* PASSAGE SHOWN *
***
Agents of the Marquis Bonac, the French envoy at Warsaw, met with Rákoczy at Zavadka, near the the Vereczke Pass, and convinced him to stop his retreat towards Galicia and to wait in Hungarian territory for the arrival of Polish troops sent to his support. Meanwhile, French and Polish emissaries tried to gain the Calvinist County of Theiss and the districts of Jazygier and Kumanier to Rákoczy’s cause.

By July, the Austrians had transferred Nehem Infantry, Heister Infantry, Jung-Hannover Cuirassiers and Schlick Dragoons from Transylvania to Hungary where they could now field approx. 4,000 foot and 1,200 horse. After these transfers, their troops in Transylvania still counted 5,446 foot and 2,984 horse.
***
* STATED TASK 1 *
Answer these from the passage about Rákoczy:
(a) Where did the agents of the Marquis Bonac meet with Rákoczy?
(b) Approximately how many horse could the Austrians field in Hungary by July?
(c) How many foot did the Austrian troops in Transylvania still count after the transfers?
* STATED TASK 2 *
From the passage about Rákoczy, write out the text starting at "Agents of the" and continuing up to and including "to Rákoczy’s cause.".

* SUPPLIED DATA *
***
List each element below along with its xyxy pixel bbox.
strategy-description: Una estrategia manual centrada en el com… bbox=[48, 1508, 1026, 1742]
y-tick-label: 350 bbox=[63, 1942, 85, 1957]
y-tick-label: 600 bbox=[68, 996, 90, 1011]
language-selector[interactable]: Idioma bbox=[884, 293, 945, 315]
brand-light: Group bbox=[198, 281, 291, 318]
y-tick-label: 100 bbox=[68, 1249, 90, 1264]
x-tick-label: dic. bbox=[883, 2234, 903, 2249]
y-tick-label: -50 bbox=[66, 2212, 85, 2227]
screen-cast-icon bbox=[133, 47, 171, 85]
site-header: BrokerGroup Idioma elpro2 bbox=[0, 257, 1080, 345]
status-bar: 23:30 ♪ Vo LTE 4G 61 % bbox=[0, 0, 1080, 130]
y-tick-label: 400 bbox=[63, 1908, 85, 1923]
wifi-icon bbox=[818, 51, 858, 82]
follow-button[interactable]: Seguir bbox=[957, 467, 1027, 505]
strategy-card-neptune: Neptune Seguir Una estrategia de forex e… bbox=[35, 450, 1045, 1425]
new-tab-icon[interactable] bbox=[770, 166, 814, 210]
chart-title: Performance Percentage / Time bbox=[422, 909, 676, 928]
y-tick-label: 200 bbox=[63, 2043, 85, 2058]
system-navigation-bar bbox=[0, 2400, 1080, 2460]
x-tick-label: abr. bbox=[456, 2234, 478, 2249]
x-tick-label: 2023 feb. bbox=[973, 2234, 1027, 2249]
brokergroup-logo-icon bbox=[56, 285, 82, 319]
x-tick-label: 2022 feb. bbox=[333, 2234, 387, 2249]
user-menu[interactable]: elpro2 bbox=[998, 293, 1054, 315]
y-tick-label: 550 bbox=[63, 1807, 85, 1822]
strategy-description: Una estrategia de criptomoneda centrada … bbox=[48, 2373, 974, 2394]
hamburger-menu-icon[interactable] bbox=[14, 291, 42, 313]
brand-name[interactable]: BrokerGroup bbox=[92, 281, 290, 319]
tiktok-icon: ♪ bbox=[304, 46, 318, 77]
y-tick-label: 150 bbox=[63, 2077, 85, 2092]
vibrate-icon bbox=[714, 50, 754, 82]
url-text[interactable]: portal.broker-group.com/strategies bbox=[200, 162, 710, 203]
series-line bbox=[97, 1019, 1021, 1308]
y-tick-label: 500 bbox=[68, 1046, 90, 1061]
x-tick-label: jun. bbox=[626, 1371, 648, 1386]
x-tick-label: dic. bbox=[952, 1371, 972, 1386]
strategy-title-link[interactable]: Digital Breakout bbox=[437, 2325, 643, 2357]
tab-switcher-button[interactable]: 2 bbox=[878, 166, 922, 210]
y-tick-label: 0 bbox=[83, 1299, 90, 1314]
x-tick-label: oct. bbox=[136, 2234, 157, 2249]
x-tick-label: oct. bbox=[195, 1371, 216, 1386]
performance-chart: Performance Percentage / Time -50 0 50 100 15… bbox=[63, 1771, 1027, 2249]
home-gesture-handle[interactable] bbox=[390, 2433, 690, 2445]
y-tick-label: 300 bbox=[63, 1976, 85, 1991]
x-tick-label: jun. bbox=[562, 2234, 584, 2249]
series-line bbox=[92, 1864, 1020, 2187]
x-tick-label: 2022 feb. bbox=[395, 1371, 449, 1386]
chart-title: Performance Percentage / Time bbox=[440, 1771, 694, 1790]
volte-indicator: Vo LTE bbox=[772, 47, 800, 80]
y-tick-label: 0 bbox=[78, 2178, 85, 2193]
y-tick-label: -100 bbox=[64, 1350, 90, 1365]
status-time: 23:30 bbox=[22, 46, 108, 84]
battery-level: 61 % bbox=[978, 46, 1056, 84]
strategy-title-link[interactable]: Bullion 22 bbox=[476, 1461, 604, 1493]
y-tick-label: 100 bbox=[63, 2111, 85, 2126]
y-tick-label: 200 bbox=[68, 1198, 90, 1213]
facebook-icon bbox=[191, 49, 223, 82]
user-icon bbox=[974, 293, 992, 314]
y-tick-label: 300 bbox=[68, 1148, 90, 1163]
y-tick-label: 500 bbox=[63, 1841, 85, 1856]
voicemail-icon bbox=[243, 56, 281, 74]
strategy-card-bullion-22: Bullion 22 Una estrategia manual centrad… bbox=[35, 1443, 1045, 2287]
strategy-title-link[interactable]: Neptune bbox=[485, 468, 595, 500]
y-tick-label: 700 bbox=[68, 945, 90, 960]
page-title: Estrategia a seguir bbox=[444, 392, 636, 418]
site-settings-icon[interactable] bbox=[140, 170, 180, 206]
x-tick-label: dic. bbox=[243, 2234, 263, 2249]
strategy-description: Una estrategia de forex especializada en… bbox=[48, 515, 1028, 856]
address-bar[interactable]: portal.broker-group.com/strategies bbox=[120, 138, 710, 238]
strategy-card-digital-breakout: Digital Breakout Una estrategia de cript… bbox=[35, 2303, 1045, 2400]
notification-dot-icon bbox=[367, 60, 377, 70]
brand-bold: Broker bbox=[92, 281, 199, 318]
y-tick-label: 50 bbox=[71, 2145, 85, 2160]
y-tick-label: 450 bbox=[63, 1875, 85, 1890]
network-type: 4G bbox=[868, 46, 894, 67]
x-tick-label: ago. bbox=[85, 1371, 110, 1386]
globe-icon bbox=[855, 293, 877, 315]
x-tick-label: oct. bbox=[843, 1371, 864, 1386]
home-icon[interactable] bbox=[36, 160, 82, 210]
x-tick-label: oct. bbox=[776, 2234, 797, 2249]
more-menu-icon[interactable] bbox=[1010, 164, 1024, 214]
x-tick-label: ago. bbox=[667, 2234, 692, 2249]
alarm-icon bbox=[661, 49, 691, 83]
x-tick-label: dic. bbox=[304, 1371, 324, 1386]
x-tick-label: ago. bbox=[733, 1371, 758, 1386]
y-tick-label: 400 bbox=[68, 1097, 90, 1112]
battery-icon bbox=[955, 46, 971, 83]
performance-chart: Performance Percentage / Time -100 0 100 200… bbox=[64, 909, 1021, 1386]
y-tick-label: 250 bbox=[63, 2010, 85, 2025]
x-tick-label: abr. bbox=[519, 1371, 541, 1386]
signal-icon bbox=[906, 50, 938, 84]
***
* TASK SOLUTION 1 *
(a) At Zavadka, near the Vereczke Pass.
(b) Approximately 1,200 horse.
(c) 5,446 foot.

* TASK SOLUTION 2 *
Agents of the Marquis Bonac, the French envoy at Warsaw, met with Rákoczy at Zavadka, near the the Vereczke Pass, and convinced him to stop his retreat towards Galicia and to wait in Hungarian territory for the arrival of Polish troops sent to his support. Meanwhile, French and Polish emissaries tried to gain the Calvinist County of Theiss and the districts of Jazygier and Kumanier to Rákoczy’s cause.